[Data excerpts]
## START

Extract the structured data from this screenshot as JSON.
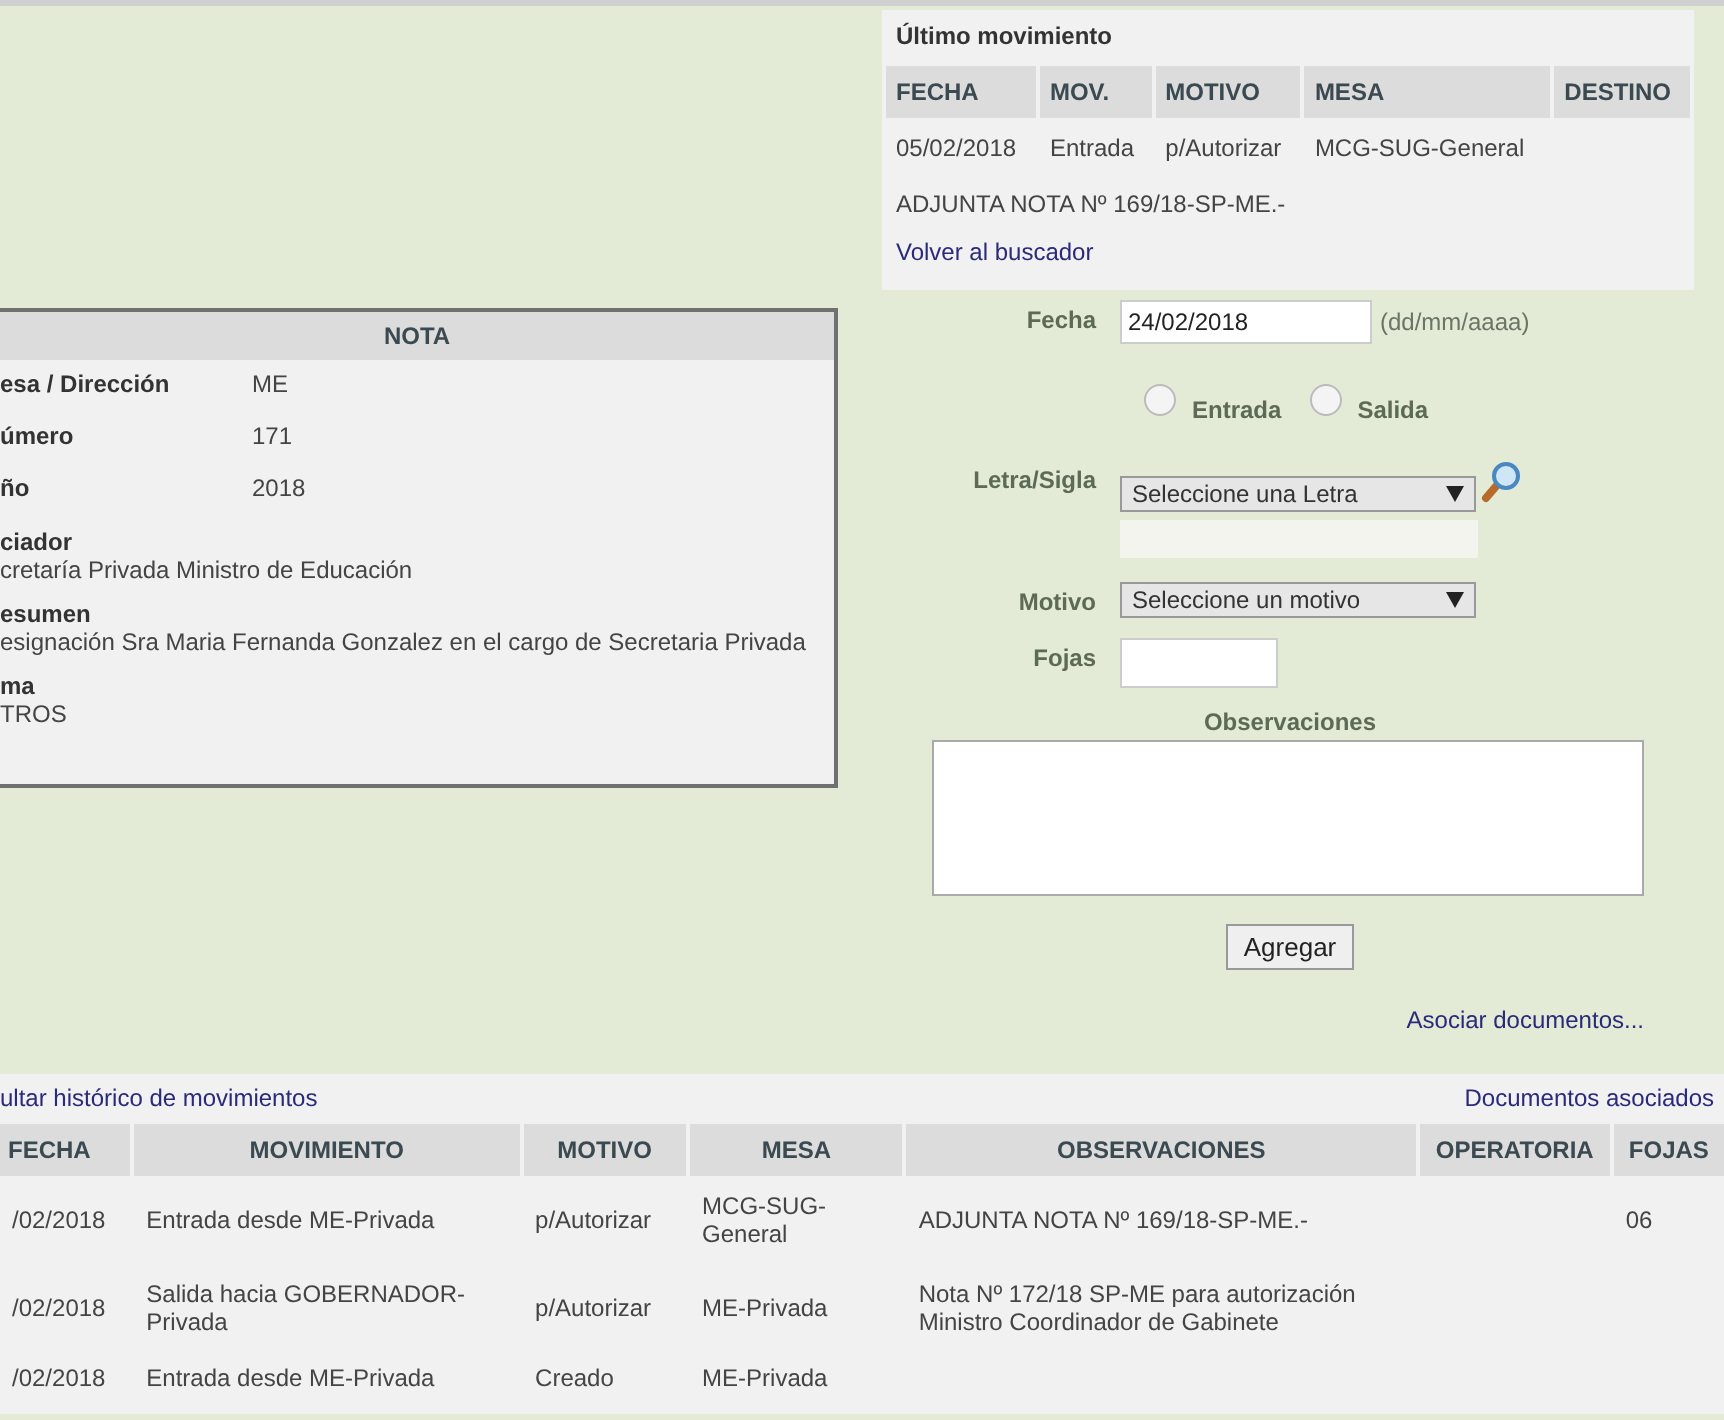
{
  "last_movement": {
    "title": "Último movimiento",
    "columns": [
      "FECHA",
      "MOV.",
      "MOTIVO",
      "MESA",
      "DESTINO"
    ],
    "row": [
      "05/02/2018",
      "Entrada",
      "p/Autorizar",
      "MCG-SUG-General"
    ],
    "observation": "ADJUNTA NOTA Nº 169/18-SP-ME.-",
    "link": "Volver al buscador"
  },
  "nota": {
    "title": "NOTA",
    "fields": [
      {
        "kind": "inline",
        "label": "esa / Dirección",
        "value": "ME"
      },
      {
        "kind": "inline",
        "label": "úmero",
        "value": "171"
      },
      {
        "kind": "inline",
        "label": "ño",
        "value": "2018"
      },
      {
        "kind": "stacked",
        "label": "ciador",
        "value": "cretaría Privada Ministro de Educación"
      },
      {
        "kind": "stacked",
        "label": "esumen",
        "value": "esignación Sra Maria Fernanda Gonzalez en el cargo de Secretaria Privada"
      },
      {
        "kind": "stacked",
        "label": "ma",
        "value": "TROS"
      }
    ]
  },
  "form": {
    "fecha_label": "Fecha",
    "fecha_value": "24/02/2018",
    "fecha_hint": "(dd/mm/aaaa)",
    "radios": [
      {
        "label": "Entrada",
        "selected": false
      },
      {
        "label": "Salida",
        "selected": false
      }
    ],
    "letra_label": "Letra/Sigla",
    "letra_select": "Seleccione una Letra",
    "motivo_label": "Motivo",
    "motivo_select": "Seleccione un motivo",
    "fojas_label": "Fojas",
    "observaciones_label": "Observaciones",
    "submit": "Agregar",
    "link": "Asociar documentos..."
  },
  "history": {
    "toggle_link": "ultar histórico de movimientos",
    "docs_link": "Documentos asociados",
    "columns": [
      "FECHA",
      "MOVIMIENTO",
      "MOTIVO",
      "MESA",
      "OBSERVACIONES",
      "OPERATORIA",
      "FOJAS"
    ],
    "rows": [
      [
        "/02/2018",
        "Entrada desde ME-Privada",
        "p/Autorizar",
        "MCG-SUG-General",
        "ADJUNTA NOTA Nº 169/18-SP-ME.-",
        "",
        "06"
      ],
      [
        "/02/2018",
        "Salida hacia GOBERNADOR-Privada",
        "p/Autorizar",
        "ME-Privada",
        "Nota Nº 172/18 SP-ME para autorización Ministro Coordinador de Gabinete",
        "",
        ""
      ],
      [
        "/02/2018",
        "Entrada desde ME-Privada",
        "Creado",
        "ME-Privada",
        "",
        "",
        ""
      ]
    ]
  }
}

## END

▸ THE REQUEST
Identify and copy all lines with the word "Ministro".

▸ SOLUTION FOR THIS EXERCISE
        "value": "cretaría Privada Ministro de Educación"
        "Nota Nº 172/18 SP-ME para autorización Ministro Coordinador de Gabinete",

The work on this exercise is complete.